■ **WHAT TO PRODUCE**:
What follows is a set of records. Repeat every one of them exactly.

+-------+

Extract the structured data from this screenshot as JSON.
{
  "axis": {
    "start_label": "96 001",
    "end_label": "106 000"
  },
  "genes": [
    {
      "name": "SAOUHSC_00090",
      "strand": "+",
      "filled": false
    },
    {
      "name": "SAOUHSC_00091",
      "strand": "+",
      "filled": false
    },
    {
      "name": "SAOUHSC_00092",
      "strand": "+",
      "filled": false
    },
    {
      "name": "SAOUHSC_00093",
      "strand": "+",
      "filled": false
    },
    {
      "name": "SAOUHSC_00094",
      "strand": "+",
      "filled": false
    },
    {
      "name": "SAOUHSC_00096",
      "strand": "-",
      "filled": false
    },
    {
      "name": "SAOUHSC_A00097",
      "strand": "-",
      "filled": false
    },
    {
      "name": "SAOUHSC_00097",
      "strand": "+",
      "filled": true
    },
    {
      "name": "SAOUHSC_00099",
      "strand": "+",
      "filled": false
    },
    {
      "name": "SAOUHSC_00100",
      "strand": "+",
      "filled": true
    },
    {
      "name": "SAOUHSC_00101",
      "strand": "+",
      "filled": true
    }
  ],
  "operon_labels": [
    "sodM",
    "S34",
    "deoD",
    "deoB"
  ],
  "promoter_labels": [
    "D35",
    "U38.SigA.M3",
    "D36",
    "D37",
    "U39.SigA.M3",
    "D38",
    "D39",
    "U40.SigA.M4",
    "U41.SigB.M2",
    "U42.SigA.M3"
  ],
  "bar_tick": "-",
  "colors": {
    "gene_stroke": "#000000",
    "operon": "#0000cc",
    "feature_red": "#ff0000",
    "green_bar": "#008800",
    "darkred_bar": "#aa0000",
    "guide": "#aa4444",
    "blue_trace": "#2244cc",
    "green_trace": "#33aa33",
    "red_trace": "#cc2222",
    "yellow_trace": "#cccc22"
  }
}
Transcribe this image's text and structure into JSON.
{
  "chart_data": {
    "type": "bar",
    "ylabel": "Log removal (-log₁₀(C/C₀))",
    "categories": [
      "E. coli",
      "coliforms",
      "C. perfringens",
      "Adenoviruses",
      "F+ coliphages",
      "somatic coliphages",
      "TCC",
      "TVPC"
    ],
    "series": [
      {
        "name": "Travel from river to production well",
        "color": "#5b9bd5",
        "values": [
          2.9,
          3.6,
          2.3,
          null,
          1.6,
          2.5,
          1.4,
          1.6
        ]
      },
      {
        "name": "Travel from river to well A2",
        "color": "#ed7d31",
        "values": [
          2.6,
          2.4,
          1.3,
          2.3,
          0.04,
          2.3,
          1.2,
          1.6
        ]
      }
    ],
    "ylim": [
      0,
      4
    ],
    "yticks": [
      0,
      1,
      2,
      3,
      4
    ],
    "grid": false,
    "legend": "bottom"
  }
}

+-------+

■ **ANSWER TO THIS PROBLEM**:
Extract the structured data from this screenshot as JSON.
{
  "axis": {
    "start_label": "96 001",
    "end_label": "106 000"
  },
  "genes": [
    {
      "name": "SAOUHSC_00090",
      "strand": "+",
      "filled": false
    },
    {
      "name": "SAOUHSC_00091",
      "strand": "+",
      "filled": false
    },
    {
      "name": "SAOUHSC_00092",
      "strand": "+",
      "filled": false
    },
    {
      "name": "SAOUHSC_00093",
      "strand": "+",
      "filled": false
    },
    {
      "name": "SAOUHSC_00094",
      "strand": "+",
      "filled": false
    },
    {
      "name": "SAOUHSC_00096",
      "strand": "-",
      "filled": false
    },
    {
      "name": "SAOUHSC_A00097",
      "strand": "-",
      "filled": false
    },
    {
      "name": "SAOUHSC_00097",
      "strand": "+",
      "filled": true
    },
    {
      "name": "SAOUHSC_00099",
      "strand": "+",
      "filled": false
    },
    {
      "name": "SAOUHSC_00100",
      "strand": "+",
      "filled": true
    },
    {
      "name": "SAOUHSC_00101",
      "strand": "+",
      "filled": true
    }
  ],
  "operon_labels": [
    "sodM",
    "S34",
    "deoD",
    "deoB"
  ],
  "promoter_labels": [
    "D35",
    "U38.SigA.M3",
    "D36",
    "D37",
    "U39.SigA.M3",
    "D38",
    "D39",
    "U40.SigA.M4",
    "U41.SigB.M2",
    "U42.SigA.M3"
  ],
  "bar_tick": "-",
  "colors": {
    "gene_stroke": "#000000",
    "operon": "#0000cc",
    "feature_red": "#ff0000",
    "green_bar": "#008800",
    "darkred_bar": "#aa0000",
    "guide": "#aa4444",
    "blue_trace": "#2244cc",
    "green_trace": "#33aa33",
    "red_trace": "#cc2222",
    "yellow_trace": "#cccc22"
  }
}
Transcribe this image's text and structure into JSON.
{
  "chart_data": {
    "type": "bar",
    "ylabel": "Log removal (-log₁₀(C/C₀))",
    "categories": [
      "E. coli",
      "coliforms",
      "C. perfringens",
      "Adenoviruses",
      "F+ coliphages",
      "somatic coliphages",
      "TCC",
      "TVPC"
    ],
    "series": [
      {
        "name": "Travel from river to production well",
        "color": "#5b9bd5",
        "values": [
          2.9,
          3.6,
          2.3,
          null,
          1.6,
          2.5,
          1.4,
          1.6
        ]
      },
      {
        "name": "Travel from river to well A2",
        "color": "#ed7d31",
        "values": [
          2.6,
          2.4,
          1.3,
          2.3,
          0.04,
          2.3,
          1.2,
          1.6
        ]
      }
    ],
    "ylim": [
      0,
      4
    ],
    "yticks": [
      0,
      1,
      2,
      3,
      4
    ],
    "grid": false,
    "legend": "bottom"
  }
}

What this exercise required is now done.